-- start of Material for this exercise --

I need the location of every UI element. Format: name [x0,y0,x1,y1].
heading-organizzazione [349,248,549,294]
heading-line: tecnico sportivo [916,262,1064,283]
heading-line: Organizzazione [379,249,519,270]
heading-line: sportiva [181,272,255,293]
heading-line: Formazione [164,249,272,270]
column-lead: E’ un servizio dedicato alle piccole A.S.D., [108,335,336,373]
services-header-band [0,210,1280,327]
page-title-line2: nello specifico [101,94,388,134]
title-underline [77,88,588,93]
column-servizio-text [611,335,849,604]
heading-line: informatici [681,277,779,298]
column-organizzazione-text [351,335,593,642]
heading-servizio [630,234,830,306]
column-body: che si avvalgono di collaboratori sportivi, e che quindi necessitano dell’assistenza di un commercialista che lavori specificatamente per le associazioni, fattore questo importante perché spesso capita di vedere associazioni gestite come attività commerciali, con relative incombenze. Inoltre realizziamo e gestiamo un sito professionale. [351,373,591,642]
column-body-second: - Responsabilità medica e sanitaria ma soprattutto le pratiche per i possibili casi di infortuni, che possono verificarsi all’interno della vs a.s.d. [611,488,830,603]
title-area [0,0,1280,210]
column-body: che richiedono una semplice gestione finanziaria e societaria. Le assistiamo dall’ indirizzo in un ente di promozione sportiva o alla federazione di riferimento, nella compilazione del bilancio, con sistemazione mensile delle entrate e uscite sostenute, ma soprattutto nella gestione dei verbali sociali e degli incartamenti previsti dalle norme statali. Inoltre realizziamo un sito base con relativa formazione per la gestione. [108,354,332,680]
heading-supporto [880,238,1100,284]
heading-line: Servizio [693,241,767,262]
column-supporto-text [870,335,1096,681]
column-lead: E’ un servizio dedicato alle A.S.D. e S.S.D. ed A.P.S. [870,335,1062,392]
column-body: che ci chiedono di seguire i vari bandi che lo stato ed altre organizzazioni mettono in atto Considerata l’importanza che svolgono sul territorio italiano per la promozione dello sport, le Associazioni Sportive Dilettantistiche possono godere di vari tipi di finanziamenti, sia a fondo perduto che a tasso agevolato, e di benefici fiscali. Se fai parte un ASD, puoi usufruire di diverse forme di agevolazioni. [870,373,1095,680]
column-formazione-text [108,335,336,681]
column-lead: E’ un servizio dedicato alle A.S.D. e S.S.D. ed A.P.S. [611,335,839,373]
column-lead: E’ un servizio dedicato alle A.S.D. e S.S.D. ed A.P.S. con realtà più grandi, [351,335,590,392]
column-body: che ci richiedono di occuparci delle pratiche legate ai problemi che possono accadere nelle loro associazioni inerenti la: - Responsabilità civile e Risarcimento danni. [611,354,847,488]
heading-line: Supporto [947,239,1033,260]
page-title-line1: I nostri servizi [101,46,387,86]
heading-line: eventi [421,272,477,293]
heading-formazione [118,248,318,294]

-- end of Material for this exercise --

Copy all of the rows above word for word, keeping every line and its order unchanged.

I need the location of every UI element. Format: name [x0,y0,x1,y1].
heading-organizzazione [349,248,549,294]
heading-line: tecnico sportivo [916,262,1064,283]
heading-line: Organizzazione [379,249,519,270]
heading-line: sportiva [181,272,255,293]
heading-line: Formazione [164,249,272,270]
column-lead: E’ un servizio dedicato alle piccole A.S.D., [108,335,336,373]
services-header-band [0,210,1280,327]
page-title-line2: nello specifico [101,94,388,134]
title-underline [77,88,588,93]
column-servizio-text [611,335,849,604]
heading-line: informatici [681,277,779,298]
column-organizzazione-text [351,335,593,642]
heading-servizio [630,234,830,306]
column-body: che si avvalgono di collaboratori sportivi, e che quindi necessitano dell’assistenza di un commercialista che lavori specificatamente per le associazioni, fattore questo importante perché spesso capita di vedere associazioni gestite come attività commerciali, con relative incombenze. Inoltre realizziamo e gestiamo un sito professionale. [351,373,591,642]
column-body-second: - Responsabilità medica e sanitaria ma soprattutto le pratiche per i possibili casi di infortuni, che possono verificarsi all’interno della vs a.s.d. [611,488,830,603]
title-area [0,0,1280,210]
column-body: che richiedono una semplice gestione finanziaria e societaria. Le assistiamo dall’ indirizzo in un ente di promozione sportiva o alla federazione di riferimento, nella compilazione del bilancio, con sistemazione mensile delle entrate e uscite sostenute, ma soprattutto nella gestione dei verbali sociali e degli incartamenti previsti dalle norme statali. Inoltre realizziamo un sito base con relativa formazione per la gestione. [108,354,332,680]
heading-supporto [880,238,1100,284]
heading-line: Servizio [693,241,767,262]
column-supporto-text [870,335,1096,681]
column-lead: E’ un servizio dedicato alle A.S.D. e S.S.D. ed A.P.S. [870,335,1062,392]
column-body: che ci chiedono di seguire i vari bandi che lo stato ed altre organizzazioni mettono in atto Considerata l’importanza che svolgono sul territorio italiano per la promozione dello sport, le Associazioni Sportive Dilettantistiche possono godere di vari tipi di finanziamenti, sia a fondo perduto che a tasso agevolato, e di benefici fiscali. Se fai parte un ASD, puoi usufruire di diverse forme di agevolazioni. [870,373,1095,680]
column-formazione-text [108,335,336,681]
column-lead: E’ un servizio dedicato alle A.S.D. e S.S.D. ed A.P.S. [611,335,839,373]
column-lead: E’ un servizio dedicato alle A.S.D. e S.S.D. ed A.P.S. con realtà più grandi, [351,335,590,392]
column-body: che ci richiedono di occuparci delle pratiche legate ai problemi che possono accadere nelle loro associazioni inerenti la: - Responsabilità civile e Risarcimento danni. [611,354,847,488]
heading-line: Supporto [947,239,1033,260]
page-title-line1: I nostri servizi [101,46,387,86]
heading-line: eventi [421,272,477,293]
heading-formazione [118,248,318,294]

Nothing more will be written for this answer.